## BEGIN ROWS

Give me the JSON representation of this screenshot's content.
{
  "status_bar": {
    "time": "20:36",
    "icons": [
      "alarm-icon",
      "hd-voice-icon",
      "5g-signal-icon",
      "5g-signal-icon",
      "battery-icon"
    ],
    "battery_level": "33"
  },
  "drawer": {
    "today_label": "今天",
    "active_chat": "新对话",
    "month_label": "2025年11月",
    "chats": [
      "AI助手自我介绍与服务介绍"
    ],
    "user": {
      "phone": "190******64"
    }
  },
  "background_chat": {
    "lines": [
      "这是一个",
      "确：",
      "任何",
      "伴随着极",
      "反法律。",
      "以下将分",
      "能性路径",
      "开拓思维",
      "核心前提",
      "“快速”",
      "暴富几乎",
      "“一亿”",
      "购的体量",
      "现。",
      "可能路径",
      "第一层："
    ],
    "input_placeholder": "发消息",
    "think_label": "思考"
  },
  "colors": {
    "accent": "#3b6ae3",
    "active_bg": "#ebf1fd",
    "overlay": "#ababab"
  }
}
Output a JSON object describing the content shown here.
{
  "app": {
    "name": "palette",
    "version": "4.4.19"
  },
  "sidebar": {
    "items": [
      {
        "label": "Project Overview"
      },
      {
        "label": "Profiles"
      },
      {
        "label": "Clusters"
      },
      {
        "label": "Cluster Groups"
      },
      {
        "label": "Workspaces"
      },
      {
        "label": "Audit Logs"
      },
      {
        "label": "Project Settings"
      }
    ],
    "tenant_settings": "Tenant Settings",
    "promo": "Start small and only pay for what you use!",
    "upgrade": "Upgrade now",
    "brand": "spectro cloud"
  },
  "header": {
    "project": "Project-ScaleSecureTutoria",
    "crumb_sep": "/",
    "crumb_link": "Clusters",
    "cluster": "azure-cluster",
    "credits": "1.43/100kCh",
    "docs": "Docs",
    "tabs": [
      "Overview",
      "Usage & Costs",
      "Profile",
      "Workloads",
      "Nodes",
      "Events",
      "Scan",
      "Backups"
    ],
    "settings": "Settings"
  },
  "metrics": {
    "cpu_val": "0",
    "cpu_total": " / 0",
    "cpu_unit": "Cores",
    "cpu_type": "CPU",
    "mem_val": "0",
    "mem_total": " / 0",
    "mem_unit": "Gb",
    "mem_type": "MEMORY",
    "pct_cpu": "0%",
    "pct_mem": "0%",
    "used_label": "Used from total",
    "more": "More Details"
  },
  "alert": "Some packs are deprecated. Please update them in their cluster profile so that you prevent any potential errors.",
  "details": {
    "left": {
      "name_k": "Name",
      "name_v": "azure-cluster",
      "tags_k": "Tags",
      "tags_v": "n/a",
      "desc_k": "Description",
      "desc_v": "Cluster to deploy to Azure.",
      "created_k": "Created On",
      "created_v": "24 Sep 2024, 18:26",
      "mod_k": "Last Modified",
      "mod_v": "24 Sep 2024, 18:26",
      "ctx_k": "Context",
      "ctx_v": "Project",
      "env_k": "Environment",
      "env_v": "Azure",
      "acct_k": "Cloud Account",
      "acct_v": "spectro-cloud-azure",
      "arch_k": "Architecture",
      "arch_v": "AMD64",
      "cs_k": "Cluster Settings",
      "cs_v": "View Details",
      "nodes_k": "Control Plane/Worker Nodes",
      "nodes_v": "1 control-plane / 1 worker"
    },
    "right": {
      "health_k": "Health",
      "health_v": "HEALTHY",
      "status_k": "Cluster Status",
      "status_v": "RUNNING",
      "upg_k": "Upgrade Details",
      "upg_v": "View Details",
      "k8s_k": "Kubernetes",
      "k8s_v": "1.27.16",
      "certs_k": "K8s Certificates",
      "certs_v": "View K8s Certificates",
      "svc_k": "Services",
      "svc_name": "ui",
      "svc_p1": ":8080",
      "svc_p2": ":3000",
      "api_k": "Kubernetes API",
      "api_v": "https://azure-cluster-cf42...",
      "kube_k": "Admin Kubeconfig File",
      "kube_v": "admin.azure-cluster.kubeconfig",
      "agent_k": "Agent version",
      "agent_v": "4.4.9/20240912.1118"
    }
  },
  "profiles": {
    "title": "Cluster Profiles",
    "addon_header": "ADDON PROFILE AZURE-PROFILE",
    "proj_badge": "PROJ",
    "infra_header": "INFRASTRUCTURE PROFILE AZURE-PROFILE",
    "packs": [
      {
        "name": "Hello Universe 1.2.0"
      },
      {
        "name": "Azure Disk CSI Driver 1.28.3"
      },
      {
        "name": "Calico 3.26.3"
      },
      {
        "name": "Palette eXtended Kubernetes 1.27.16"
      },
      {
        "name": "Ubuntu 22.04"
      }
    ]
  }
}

## END ROWS

=== WHAT IS BEING ASKED ===
Extract each line of the listing above, copying it word for word.

=== RESULT BELOW ===
Give me the JSON representation of this screenshot's content.
{
  "status_bar": {
    "time": "20:36",
    "icons": [
      "alarm-icon",
      "hd-voice-icon",
      "5g-signal-icon",
      "5g-signal-icon",
      "battery-icon"
    ],
    "battery_level": "33"
  },
  "drawer": {
    "today_label": "今天",
    "active_chat": "新对话",
    "month_label": "2025年11月",
    "chats": [
      "AI助手自我介绍与服务介绍"
    ],
    "user": {
      "phone": "190******64"
    }
  },
  "background_chat": {
    "lines": [
      "这是一个",
      "确：",
      "任何",
      "伴随着极",
      "反法律。",
      "以下将分",
      "能性路径",
      "开拓思维",
      "核心前提",
      "“快速”",
      "暴富几乎",
      "“一亿”",
      "购的体量",
      "现。",
      "可能路径",
      "第一层："
    ],
    "input_placeholder": "发消息",
    "think_label": "思考"
  },
  "colors": {
    "accent": "#3b6ae3",
    "active_bg": "#ebf1fd",
    "overlay": "#ababab"
  }
}
Output a JSON object describing the content shown here.
{
  "app": {
    "name": "palette",
    "version": "4.4.19"
  },
  "sidebar": {
    "items": [
      {
        "label": "Project Overview"
      },
      {
        "label": "Profiles"
      },
      {
        "label": "Clusters"
      },
      {
        "label": "Cluster Groups"
      },
      {
        "label": "Workspaces"
      },
      {
        "label": "Audit Logs"
      },
      {
        "label": "Project Settings"
      }
    ],
    "tenant_settings": "Tenant Settings",
    "promo": "Start small and only pay for what you use!",
    "upgrade": "Upgrade now",
    "brand": "spectro cloud"
  },
  "header": {
    "project": "Project-ScaleSecureTutoria",
    "crumb_sep": "/",
    "crumb_link": "Clusters",
    "cluster": "azure-cluster",
    "credits": "1.43/100kCh",
    "docs": "Docs",
    "tabs": [
      "Overview",
      "Usage & Costs",
      "Profile",
      "Workloads",
      "Nodes",
      "Events",
      "Scan",
      "Backups"
    ],
    "settings": "Settings"
  },
  "metrics": {
    "cpu_val": "0",
    "cpu_total": " / 0",
    "cpu_unit": "Cores",
    "cpu_type": "CPU",
    "mem_val": "0",
    "mem_total": " / 0",
    "mem_unit": "Gb",
    "mem_type": "MEMORY",
    "pct_cpu": "0%",
    "pct_mem": "0%",
    "used_label": "Used from total",
    "more": "More Details"
  },
  "alert": "Some packs are deprecated. Please update them in their cluster profile so that you prevent any potential errors.",
  "details": {
    "left": {
      "name_k": "Name",
      "name_v": "azure-cluster",
      "tags_k": "Tags",
      "tags_v": "n/a",
      "desc_k": "Description",
      "desc_v": "Cluster to deploy to Azure.",
      "created_k": "Created On",
      "created_v": "24 Sep 2024, 18:26",
      "mod_k": "Last Modified",
      "mod_v": "24 Sep 2024, 18:26",
      "ctx_k": "Context",
      "ctx_v": "Project",
      "env_k": "Environment",
      "env_v": "Azure",
      "acct_k": "Cloud Account",
      "acct_v": "spectro-cloud-azure",
      "arch_k": "Architecture",
      "arch_v": "AMD64",
      "cs_k": "Cluster Settings",
      "cs_v": "View Details",
      "nodes_k": "Control Plane/Worker Nodes",
      "nodes_v": "1 control-plane / 1 worker"
    },
    "right": {
      "health_k": "Health",
      "health_v": "HEALTHY",
      "status_k": "Cluster Status",
      "status_v": "RUNNING",
      "upg_k": "Upgrade Details",
      "upg_v": "View Details",
      "k8s_k": "Kubernetes",
      "k8s_v": "1.27.16",
      "certs_k": "K8s Certificates",
      "certs_v": "View K8s Certificates",
      "svc_k": "Services",
      "svc_name": "ui",
      "svc_p1": ":8080",
      "svc_p2": ":3000",
      "api_k": "Kubernetes API",
      "api_v": "https://azure-cluster-cf42...",
      "kube_k": "Admin Kubeconfig File",
      "kube_v": "admin.azure-cluster.kubeconfig",
      "agent_k": "Agent version",
      "agent_v": "4.4.9/20240912.1118"
    }
  },
  "profiles": {
    "title": "Cluster Profiles",
    "addon_header": "ADDON PROFILE AZURE-PROFILE",
    "proj_badge": "PROJ",
    "infra_header": "INFRASTRUCTURE PROFILE AZURE-PROFILE",
    "packs": [
      {
        "name": "Hello Universe 1.2.0"
      },
      {
        "name": "Azure Disk CSI Driver 1.28.3"
      },
      {
        "name": "Calico 3.26.3"
      },
      {
        "name": "Palette eXtended Kubernetes 1.27.16"
      },
      {
        "name": "Ubuntu 22.04"
      }
    ]
  }
}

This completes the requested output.